> Raw records:
· · ·

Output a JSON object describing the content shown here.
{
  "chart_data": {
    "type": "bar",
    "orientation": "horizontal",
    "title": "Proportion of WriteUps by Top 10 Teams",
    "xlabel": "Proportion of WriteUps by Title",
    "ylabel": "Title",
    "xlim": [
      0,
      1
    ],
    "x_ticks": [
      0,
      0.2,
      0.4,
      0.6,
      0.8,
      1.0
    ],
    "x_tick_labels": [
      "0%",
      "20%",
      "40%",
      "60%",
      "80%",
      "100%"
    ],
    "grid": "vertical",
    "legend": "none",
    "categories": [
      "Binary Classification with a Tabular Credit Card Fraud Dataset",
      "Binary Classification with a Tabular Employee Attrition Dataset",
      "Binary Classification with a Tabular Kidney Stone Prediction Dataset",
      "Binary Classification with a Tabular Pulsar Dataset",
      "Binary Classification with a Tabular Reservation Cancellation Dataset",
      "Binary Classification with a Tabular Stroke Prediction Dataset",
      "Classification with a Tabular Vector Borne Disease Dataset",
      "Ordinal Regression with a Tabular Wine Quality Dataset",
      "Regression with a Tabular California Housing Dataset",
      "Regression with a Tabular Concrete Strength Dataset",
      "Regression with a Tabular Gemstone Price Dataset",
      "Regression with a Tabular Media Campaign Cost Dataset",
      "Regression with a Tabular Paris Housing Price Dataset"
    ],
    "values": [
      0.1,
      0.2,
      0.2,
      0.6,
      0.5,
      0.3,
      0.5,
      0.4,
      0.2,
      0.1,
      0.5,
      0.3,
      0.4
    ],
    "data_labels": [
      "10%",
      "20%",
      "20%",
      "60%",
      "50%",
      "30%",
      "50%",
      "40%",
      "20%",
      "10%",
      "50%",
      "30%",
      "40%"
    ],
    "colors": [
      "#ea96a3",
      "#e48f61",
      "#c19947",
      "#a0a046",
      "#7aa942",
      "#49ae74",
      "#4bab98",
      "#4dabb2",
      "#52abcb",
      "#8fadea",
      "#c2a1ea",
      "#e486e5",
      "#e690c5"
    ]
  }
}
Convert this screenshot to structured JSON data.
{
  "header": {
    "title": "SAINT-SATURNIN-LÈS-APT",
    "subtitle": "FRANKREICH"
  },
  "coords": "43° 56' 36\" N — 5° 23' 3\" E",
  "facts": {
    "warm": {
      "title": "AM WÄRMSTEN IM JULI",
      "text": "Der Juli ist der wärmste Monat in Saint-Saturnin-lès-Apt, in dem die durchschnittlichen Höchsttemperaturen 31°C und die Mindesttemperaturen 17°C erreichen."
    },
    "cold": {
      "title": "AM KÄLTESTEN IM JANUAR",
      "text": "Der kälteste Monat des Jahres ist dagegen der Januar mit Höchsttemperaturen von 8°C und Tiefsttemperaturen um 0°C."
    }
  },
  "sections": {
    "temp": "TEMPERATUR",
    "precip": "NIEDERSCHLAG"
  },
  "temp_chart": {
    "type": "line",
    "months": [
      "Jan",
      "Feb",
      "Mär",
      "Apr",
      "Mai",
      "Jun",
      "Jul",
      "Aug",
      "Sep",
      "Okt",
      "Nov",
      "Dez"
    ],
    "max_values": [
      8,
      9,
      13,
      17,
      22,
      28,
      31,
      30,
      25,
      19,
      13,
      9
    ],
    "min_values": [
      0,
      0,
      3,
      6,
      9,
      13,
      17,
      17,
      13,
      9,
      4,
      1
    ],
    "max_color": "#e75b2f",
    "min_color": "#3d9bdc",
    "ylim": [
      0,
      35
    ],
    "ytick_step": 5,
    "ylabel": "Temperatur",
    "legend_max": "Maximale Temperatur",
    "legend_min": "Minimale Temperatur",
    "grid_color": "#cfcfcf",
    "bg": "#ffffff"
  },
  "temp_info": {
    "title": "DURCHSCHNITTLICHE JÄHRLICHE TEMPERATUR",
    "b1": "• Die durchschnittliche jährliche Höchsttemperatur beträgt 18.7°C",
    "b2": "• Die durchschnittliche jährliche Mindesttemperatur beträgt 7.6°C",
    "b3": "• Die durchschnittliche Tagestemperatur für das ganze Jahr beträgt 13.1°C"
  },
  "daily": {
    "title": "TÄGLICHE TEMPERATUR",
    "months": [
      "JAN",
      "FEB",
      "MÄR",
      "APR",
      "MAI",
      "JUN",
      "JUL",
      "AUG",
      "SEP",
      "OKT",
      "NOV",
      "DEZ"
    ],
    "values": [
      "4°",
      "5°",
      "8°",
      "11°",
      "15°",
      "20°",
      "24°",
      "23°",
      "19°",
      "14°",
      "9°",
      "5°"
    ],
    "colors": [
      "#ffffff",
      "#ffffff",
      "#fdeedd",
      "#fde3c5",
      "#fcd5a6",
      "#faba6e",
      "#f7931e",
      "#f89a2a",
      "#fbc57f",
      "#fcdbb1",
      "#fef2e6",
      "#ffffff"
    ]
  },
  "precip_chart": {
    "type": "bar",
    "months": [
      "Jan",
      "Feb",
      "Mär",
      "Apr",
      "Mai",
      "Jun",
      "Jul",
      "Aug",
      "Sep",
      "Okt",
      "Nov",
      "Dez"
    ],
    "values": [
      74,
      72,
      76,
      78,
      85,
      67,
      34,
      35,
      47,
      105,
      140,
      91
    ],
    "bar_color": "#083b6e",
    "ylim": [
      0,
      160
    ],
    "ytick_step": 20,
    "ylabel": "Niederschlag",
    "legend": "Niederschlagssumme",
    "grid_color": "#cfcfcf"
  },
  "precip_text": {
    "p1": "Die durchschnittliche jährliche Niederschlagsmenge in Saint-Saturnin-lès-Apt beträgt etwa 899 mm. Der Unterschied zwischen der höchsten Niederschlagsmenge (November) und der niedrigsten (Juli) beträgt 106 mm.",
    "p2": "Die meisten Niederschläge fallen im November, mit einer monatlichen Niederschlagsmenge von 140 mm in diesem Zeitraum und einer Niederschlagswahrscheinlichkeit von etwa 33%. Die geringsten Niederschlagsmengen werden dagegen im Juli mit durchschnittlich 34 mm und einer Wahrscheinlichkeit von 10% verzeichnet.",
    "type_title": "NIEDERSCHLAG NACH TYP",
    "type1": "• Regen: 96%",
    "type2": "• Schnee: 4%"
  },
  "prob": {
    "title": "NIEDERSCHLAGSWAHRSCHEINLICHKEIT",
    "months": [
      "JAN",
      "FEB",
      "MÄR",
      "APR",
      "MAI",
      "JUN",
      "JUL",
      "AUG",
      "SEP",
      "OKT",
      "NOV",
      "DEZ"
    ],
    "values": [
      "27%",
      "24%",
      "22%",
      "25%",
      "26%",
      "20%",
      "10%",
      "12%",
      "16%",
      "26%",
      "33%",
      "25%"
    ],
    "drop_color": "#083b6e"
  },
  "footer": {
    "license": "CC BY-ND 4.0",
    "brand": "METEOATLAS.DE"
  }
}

· · ·

> Problem details: Word for word, write out the data.

> Correct answer:
Output a JSON object describing the content shown here.
{
  "chart_data": {
    "type": "bar",
    "orientation": "horizontal",
    "title": "Proportion of WriteUps by Top 10 Teams",
    "xlabel": "Proportion of WriteUps by Title",
    "ylabel": "Title",
    "xlim": [
      0,
      1
    ],
    "x_ticks": [
      0,
      0.2,
      0.4,
      0.6,
      0.8,
      1.0
    ],
    "x_tick_labels": [
      "0%",
      "20%",
      "40%",
      "60%",
      "80%",
      "100%"
    ],
    "grid": "vertical",
    "legend": "none",
    "categories": [
      "Binary Classification with a Tabular Credit Card Fraud Dataset",
      "Binary Classification with a Tabular Employee Attrition Dataset",
      "Binary Classification with a Tabular Kidney Stone Prediction Dataset",
      "Binary Classification with a Tabular Pulsar Dataset",
      "Binary Classification with a Tabular Reservation Cancellation Dataset",
      "Binary Classification with a Tabular Stroke Prediction Dataset",
      "Classification with a Tabular Vector Borne Disease Dataset",
      "Ordinal Regression with a Tabular Wine Quality Dataset",
      "Regression with a Tabular California Housing Dataset",
      "Regression with a Tabular Concrete Strength Dataset",
      "Regression with a Tabular Gemstone Price Dataset",
      "Regression with a Tabular Media Campaign Cost Dataset",
      "Regression with a Tabular Paris Housing Price Dataset"
    ],
    "values": [
      0.1,
      0.2,
      0.2,
      0.6,
      0.5,
      0.3,
      0.5,
      0.4,
      0.2,
      0.1,
      0.5,
      0.3,
      0.4
    ],
    "data_labels": [
      "10%",
      "20%",
      "20%",
      "60%",
      "50%",
      "30%",
      "50%",
      "40%",
      "20%",
      "10%",
      "50%",
      "30%",
      "40%"
    ],
    "colors": [
      "#ea96a3",
      "#e48f61",
      "#c19947",
      "#a0a046",
      "#7aa942",
      "#49ae74",
      "#4bab98",
      "#4dabb2",
      "#52abcb",
      "#8fadea",
      "#c2a1ea",
      "#e486e5",
      "#e690c5"
    ]
  }
}
Convert this screenshot to structured JSON data.
{
  "header": {
    "title": "SAINT-SATURNIN-LÈS-APT",
    "subtitle": "FRANKREICH"
  },
  "coords": "43° 56' 36\" N — 5° 23' 3\" E",
  "facts": {
    "warm": {
      "title": "AM WÄRMSTEN IM JULI",
      "text": "Der Juli ist der wärmste Monat in Saint-Saturnin-lès-Apt, in dem die durchschnittlichen Höchsttemperaturen 31°C und die Mindesttemperaturen 17°C erreichen."
    },
    "cold": {
      "title": "AM KÄLTESTEN IM JANUAR",
      "text": "Der kälteste Monat des Jahres ist dagegen der Januar mit Höchsttemperaturen von 8°C und Tiefsttemperaturen um 0°C."
    }
  },
  "sections": {
    "temp": "TEMPERATUR",
    "precip": "NIEDERSCHLAG"
  },
  "temp_chart": {
    "type": "line",
    "months": [
      "Jan",
      "Feb",
      "Mär",
      "Apr",
      "Mai",
      "Jun",
      "Jul",
      "Aug",
      "Sep",
      "Okt",
      "Nov",
      "Dez"
    ],
    "max_values": [
      8,
      9,
      13,
      17,
      22,
      28,
      31,
      30,
      25,
      19,
      13,
      9
    ],
    "min_values": [
      0,
      0,
      3,
      6,
      9,
      13,
      17,
      17,
      13,
      9,
      4,
      1
    ],
    "max_color": "#e75b2f",
    "min_color": "#3d9bdc",
    "ylim": [
      0,
      35
    ],
    "ytick_step": 5,
    "ylabel": "Temperatur",
    "legend_max": "Maximale Temperatur",
    "legend_min": "Minimale Temperatur",
    "grid_color": "#cfcfcf",
    "bg": "#ffffff"
  },
  "temp_info": {
    "title": "DURCHSCHNITTLICHE JÄHRLICHE TEMPERATUR",
    "b1": "• Die durchschnittliche jährliche Höchsttemperatur beträgt 18.7°C",
    "b2": "• Die durchschnittliche jährliche Mindesttemperatur beträgt 7.6°C",
    "b3": "• Die durchschnittliche Tagestemperatur für das ganze Jahr beträgt 13.1°C"
  },
  "daily": {
    "title": "TÄGLICHE TEMPERATUR",
    "months": [
      "JAN",
      "FEB",
      "MÄR",
      "APR",
      "MAI",
      "JUN",
      "JUL",
      "AUG",
      "SEP",
      "OKT",
      "NOV",
      "DEZ"
    ],
    "values": [
      "4°",
      "5°",
      "8°",
      "11°",
      "15°",
      "20°",
      "24°",
      "23°",
      "19°",
      "14°",
      "9°",
      "5°"
    ],
    "colors": [
      "#ffffff",
      "#ffffff",
      "#fdeedd",
      "#fde3c5",
      "#fcd5a6",
      "#faba6e",
      "#f7931e",
      "#f89a2a",
      "#fbc57f",
      "#fcdbb1",
      "#fef2e6",
      "#ffffff"
    ]
  },
  "precip_chart": {
    "type": "bar",
    "months": [
      "Jan",
      "Feb",
      "Mär",
      "Apr",
      "Mai",
      "Jun",
      "Jul",
      "Aug",
      "Sep",
      "Okt",
      "Nov",
      "Dez"
    ],
    "values": [
      74,
      72,
      76,
      78,
      85,
      67,
      34,
      35,
      47,
      105,
      140,
      91
    ],
    "bar_color": "#083b6e",
    "ylim": [
      0,
      160
    ],
    "ytick_step": 20,
    "ylabel": "Niederschlag",
    "legend": "Niederschlagssumme",
    "grid_color": "#cfcfcf"
  },
  "precip_text": {
    "p1": "Die durchschnittliche jährliche Niederschlagsmenge in Saint-Saturnin-lès-Apt beträgt etwa 899 mm. Der Unterschied zwischen der höchsten Niederschlagsmenge (November) und der niedrigsten (Juli) beträgt 106 mm.",
    "p2": "Die meisten Niederschläge fallen im November, mit einer monatlichen Niederschlagsmenge von 140 mm in diesem Zeitraum und einer Niederschlagswahrscheinlichkeit von etwa 33%. Die geringsten Niederschlagsmengen werden dagegen im Juli mit durchschnittlich 34 mm und einer Wahrscheinlichkeit von 10% verzeichnet.",
    "type_title": "NIEDERSCHLAG NACH TYP",
    "type1": "• Regen: 96%",
    "type2": "• Schnee: 4%"
  },
  "prob": {
    "title": "NIEDERSCHLAGSWAHRSCHEINLICHKEIT",
    "months": [
      "JAN",
      "FEB",
      "MÄR",
      "APR",
      "MAI",
      "JUN",
      "JUL",
      "AUG",
      "SEP",
      "OKT",
      "NOV",
      "DEZ"
    ],
    "values": [
      "27%",
      "24%",
      "22%",
      "25%",
      "26%",
      "20%",
      "10%",
      "12%",
      "16%",
      "26%",
      "33%",
      "25%"
    ],
    "drop_color": "#083b6e"
  },
  "footer": {
    "license": "CC BY-ND 4.0",
    "brand": "METEOATLAS.DE"
  }
}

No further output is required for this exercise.